Direction: Report how many lines contain "series"; state the number and nothing else.

Exercise inputs:
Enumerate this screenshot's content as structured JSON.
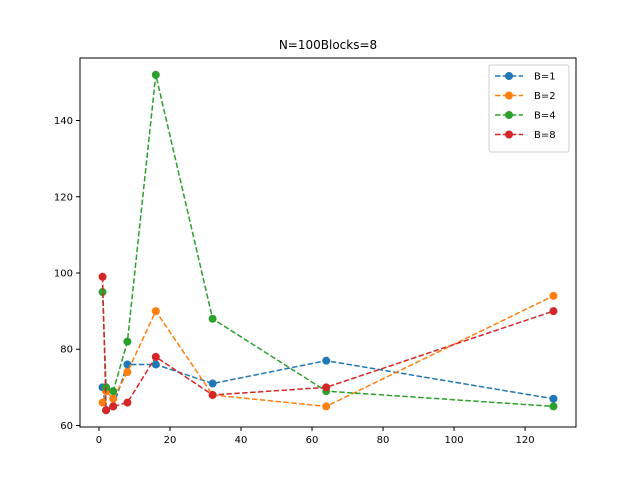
{
  "chart_data": {
    "type": "line",
    "title": "N=100Blocks=8",
    "xlabel": "",
    "ylabel": "",
    "xlim": [
      -5.35,
      134.35
    ],
    "ylim": [
      59.6,
      156.4
    ],
    "xticks": [
      0,
      20,
      40,
      60,
      80,
      100,
      120
    ],
    "yticks": [
      60,
      80,
      100,
      120,
      140
    ],
    "grid": false,
    "legend_position": "top-right",
    "line_style": "dashed",
    "marker": "circle",
    "series": [
      {
        "name": "B=1",
        "color": "#1f77b4",
        "x": [
          1,
          2,
          4,
          8,
          16,
          32,
          64,
          128
        ],
        "y": [
          70,
          64,
          65,
          76,
          76,
          71,
          77,
          67
        ]
      },
      {
        "name": "B=2",
        "color": "#ff7f0e",
        "x": [
          1,
          2,
          4,
          8,
          16,
          32,
          64,
          128
        ],
        "y": [
          66,
          69,
          67,
          74,
          90,
          68,
          65,
          94
        ]
      },
      {
        "name": "B=4",
        "color": "#2ca02c",
        "x": [
          1,
          2,
          4,
          8,
          16,
          32,
          64,
          128
        ],
        "y": [
          95,
          70,
          69,
          82,
          152,
          88,
          69,
          65
        ]
      },
      {
        "name": "B=8",
        "color": "#d62728",
        "x": [
          1,
          2,
          4,
          8,
          16,
          32,
          64,
          128
        ],
        "y": [
          99,
          64,
          65,
          66,
          78,
          68,
          70,
          90
        ]
      }
    ]
  }
}
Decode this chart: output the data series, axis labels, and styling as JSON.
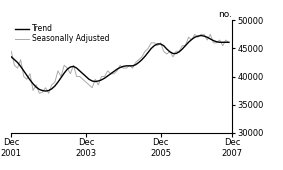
{
  "ylabel": "no.",
  "ylim": [
    30000,
    50000
  ],
  "yticks": [
    30000,
    35000,
    40000,
    45000,
    50000
  ],
  "xlim": [
    0,
    71
  ],
  "xtick_positions": [
    0,
    24,
    48,
    71
  ],
  "xtick_labels": [
    "Dec\n2001",
    "Dec\n2003",
    "Dec\n2005",
    "Dec\n2007"
  ],
  "legend_trend": "Trend",
  "legend_seasonal": "Seasonally Adjusted",
  "trend_color": "#000000",
  "seasonal_color": "#aaaaaa",
  "background_color": "#ffffff",
  "trend_data": [
    43500,
    43000,
    42500,
    41800,
    41000,
    40200,
    39400,
    38700,
    38100,
    37700,
    37500,
    37400,
    37500,
    37800,
    38300,
    39000,
    39800,
    40600,
    41300,
    41700,
    41800,
    41500,
    41000,
    40500,
    40000,
    39500,
    39200,
    39100,
    39200,
    39400,
    39700,
    40100,
    40500,
    40900,
    41300,
    41600,
    41800,
    41900,
    41900,
    41900,
    42100,
    42500,
    43000,
    43600,
    44300,
    45000,
    45500,
    45800,
    45800,
    45500,
    44900,
    44400,
    44100,
    44100,
    44400,
    44900,
    45500,
    46100,
    46600,
    47000,
    47200,
    47300,
    47200,
    47000,
    46700,
    46400,
    46200,
    46100,
    46100,
    46100,
    46100
  ],
  "seasonal_data": [
    44500,
    42000,
    41500,
    43000,
    40000,
    39500,
    40500,
    37500,
    38500,
    37000,
    37200,
    38000,
    37000,
    38500,
    39000,
    41000,
    40000,
    42000,
    41500,
    40500,
    42000,
    40000,
    40000,
    39500,
    39000,
    38500,
    38000,
    39500,
    38500,
    40000,
    40000,
    41000,
    40500,
    40500,
    41000,
    42000,
    41500,
    41500,
    42000,
    41500,
    42500,
    43000,
    43500,
    44500,
    45000,
    46000,
    46000,
    45500,
    46000,
    44500,
    44000,
    44500,
    43500,
    44500,
    44500,
    45500,
    45500,
    47000,
    46500,
    47500,
    47000,
    47500,
    47500,
    46500,
    47500,
    46000,
    46000,
    46500,
    45500,
    46500,
    46000
  ]
}
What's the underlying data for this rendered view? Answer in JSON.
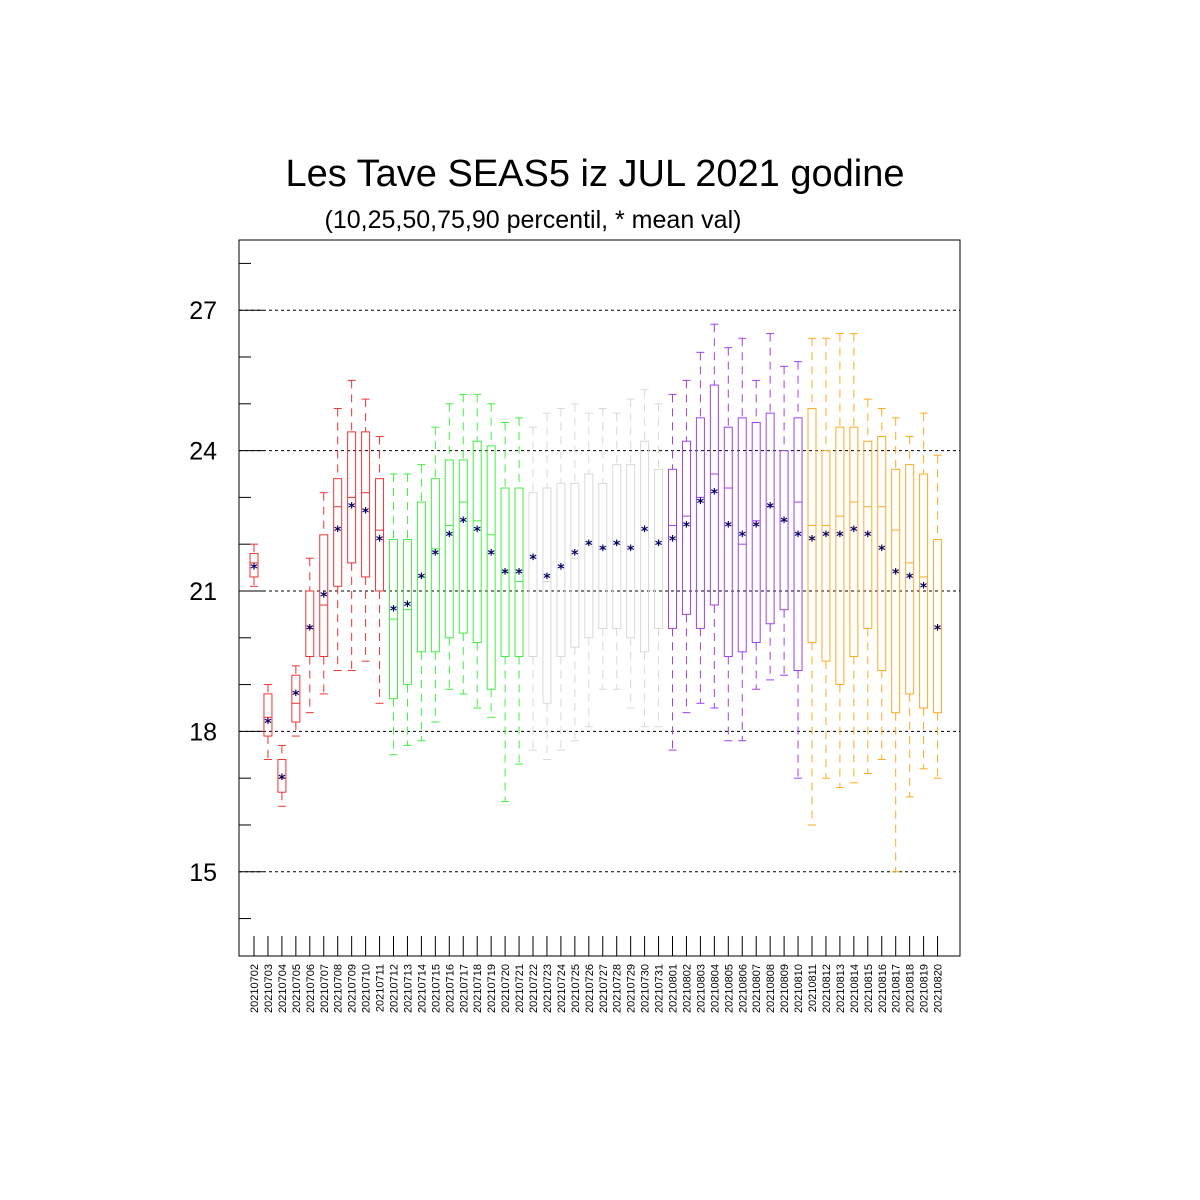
{
  "chart_data": {
    "type": "boxplot",
    "title": "Les Tave SEAS5 iz JUL 2021 godine",
    "subtitle": "(10,25,50,75,90 percentil, * mean val)",
    "ylim": [
      13.2,
      28.5
    ],
    "yticks": [
      15,
      18,
      21,
      24,
      27
    ],
    "grid": "horizontal dashed at major y ticks",
    "categories": [
      "20210702",
      "20210703",
      "20210704",
      "20210705",
      "20210706",
      "20210707",
      "20210708",
      "20210709",
      "20210710",
      "20210711",
      "20210712",
      "20210713",
      "20210714",
      "20210715",
      "20210716",
      "20210717",
      "20210718",
      "20210719",
      "20210720",
      "20210721",
      "20210722",
      "20210723",
      "20210724",
      "20210725",
      "20210726",
      "20210727",
      "20210728",
      "20210729",
      "20210730",
      "20210731",
      "20210801",
      "20210802",
      "20210803",
      "20210804",
      "20210805",
      "20210806",
      "20210807",
      "20210808",
      "20210809",
      "20210810",
      "20210811",
      "20210812",
      "20210813",
      "20210814",
      "20210815",
      "20210816",
      "20210817",
      "20210818",
      "20210819",
      "20210820"
    ],
    "colors": [
      "#ee3333",
      "#ee3333",
      "#ee3333",
      "#ee3333",
      "#ee3333",
      "#ee3333",
      "#ee3333",
      "#ee3333",
      "#ee3333",
      "#ee3333",
      "#44ee44",
      "#44ee44",
      "#44ee44",
      "#44ee44",
      "#44ee44",
      "#44ee44",
      "#44ee44",
      "#44ee44",
      "#44ee44",
      "#44ee44",
      "#d8d8d8",
      "#d8d8d8",
      "#d8d8d8",
      "#d8d8d8",
      "#d8d8d8",
      "#d8d8d8",
      "#d8d8d8",
      "#d8d8d8",
      "#d8d8d8",
      "#d8d8d8",
      "#a040ee",
      "#a040ee",
      "#a040ee",
      "#a040ee",
      "#a040ee",
      "#a040ee",
      "#a040ee",
      "#a040ee",
      "#a040ee",
      "#a040ee",
      "#ffaa22",
      "#ffaa22",
      "#ffaa22",
      "#ffaa22",
      "#ffaa22",
      "#ffaa22",
      "#ffaa22",
      "#ffaa22",
      "#ffaa22",
      "#ffaa22"
    ],
    "mean_color": "#000066",
    "p10": [
      21.1,
      17.4,
      16.4,
      17.9,
      18.4,
      18.8,
      19.3,
      19.3,
      19.5,
      18.6,
      17.5,
      17.7,
      17.8,
      18.2,
      18.9,
      18.8,
      18.5,
      18.3,
      16.5,
      17.3,
      17.6,
      17.4,
      17.6,
      17.8,
      18.1,
      18.9,
      18.9,
      18.5,
      18.1,
      18.1,
      17.6,
      18.4,
      18.6,
      18.5,
      17.8,
      17.8,
      18.9,
      19.1,
      19.2,
      17.0,
      16.0,
      17.0,
      16.8,
      16.9,
      17.1,
      17.4,
      15.0,
      16.6,
      17.2,
      17.0
    ],
    "p25": [
      21.3,
      17.9,
      16.7,
      18.2,
      19.6,
      19.6,
      21.1,
      21.6,
      21.3,
      21.0,
      18.7,
      19.0,
      19.7,
      19.7,
      20.0,
      20.1,
      19.9,
      18.9,
      19.6,
      19.6,
      19.6,
      18.6,
      19.6,
      19.8,
      20.0,
      20.2,
      20.2,
      20.0,
      19.7,
      20.2,
      20.2,
      20.5,
      20.2,
      20.7,
      19.6,
      19.7,
      19.9,
      20.3,
      20.6,
      19.3,
      19.9,
      19.5,
      19.0,
      19.6,
      20.2,
      19.3,
      18.4,
      18.8,
      18.5,
      18.4
    ],
    "p50": [
      21.6,
      18.3,
      17.0,
      18.6,
      20.2,
      20.7,
      22.8,
      23.0,
      23.1,
      22.3,
      20.4,
      20.6,
      21.3,
      21.9,
      22.4,
      22.9,
      22.5,
      22.2,
      21.4,
      21.2,
      21.7,
      21.2,
      21.5,
      21.7,
      22.0,
      21.9,
      22.0,
      21.9,
      22.3,
      22.0,
      22.4,
      22.6,
      23.0,
      23.5,
      23.2,
      22.0,
      22.5,
      22.8,
      22.5,
      22.9,
      22.4,
      22.4,
      22.6,
      22.9,
      22.8,
      22.8,
      22.3,
      21.6,
      21.3,
      20.2
    ],
    "p75": [
      21.8,
      18.8,
      17.4,
      19.2,
      21.0,
      22.2,
      23.4,
      24.4,
      24.4,
      23.4,
      22.1,
      22.1,
      22.9,
      23.4,
      23.8,
      23.8,
      24.2,
      24.1,
      23.2,
      23.2,
      23.1,
      23.2,
      23.3,
      23.3,
      23.5,
      23.3,
      23.7,
      23.7,
      24.2,
      23.6,
      23.6,
      24.2,
      24.7,
      25.4,
      24.5,
      24.7,
      24.6,
      24.8,
      24.0,
      24.7,
      24.9,
      24.0,
      24.5,
      24.5,
      24.2,
      24.3,
      23.6,
      23.7,
      23.5,
      22.1
    ],
    "p90": [
      22.0,
      19.0,
      17.7,
      19.4,
      21.7,
      23.1,
      24.9,
      25.5,
      25.1,
      24.3,
      23.5,
      23.5,
      23.7,
      24.5,
      25.0,
      25.2,
      25.2,
      25.0,
      24.6,
      24.7,
      24.5,
      24.8,
      24.9,
      25.0,
      24.8,
      24.9,
      24.8,
      25.1,
      25.3,
      25.0,
      25.2,
      25.5,
      26.1,
      26.7,
      26.2,
      26.4,
      25.5,
      26.5,
      25.8,
      25.9,
      26.4,
      26.4,
      26.5,
      26.5,
      25.1,
      24.9,
      24.7,
      24.3,
      24.8,
      23.9
    ],
    "mean": [
      21.5,
      18.2,
      17.0,
      18.8,
      20.2,
      20.9,
      22.3,
      22.8,
      22.7,
      22.1,
      20.6,
      20.7,
      21.3,
      21.8,
      22.2,
      22.5,
      22.3,
      21.8,
      21.4,
      21.4,
      21.7,
      21.3,
      21.5,
      21.8,
      22.0,
      21.9,
      22.0,
      21.9,
      22.3,
      22.0,
      22.1,
      22.4,
      22.9,
      23.1,
      22.4,
      22.2,
      22.4,
      22.8,
      22.5,
      22.2,
      22.1,
      22.2,
      22.2,
      22.3,
      22.2,
      21.9,
      21.4,
      21.3,
      21.1,
      20.2
    ]
  }
}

Solution for this task: 2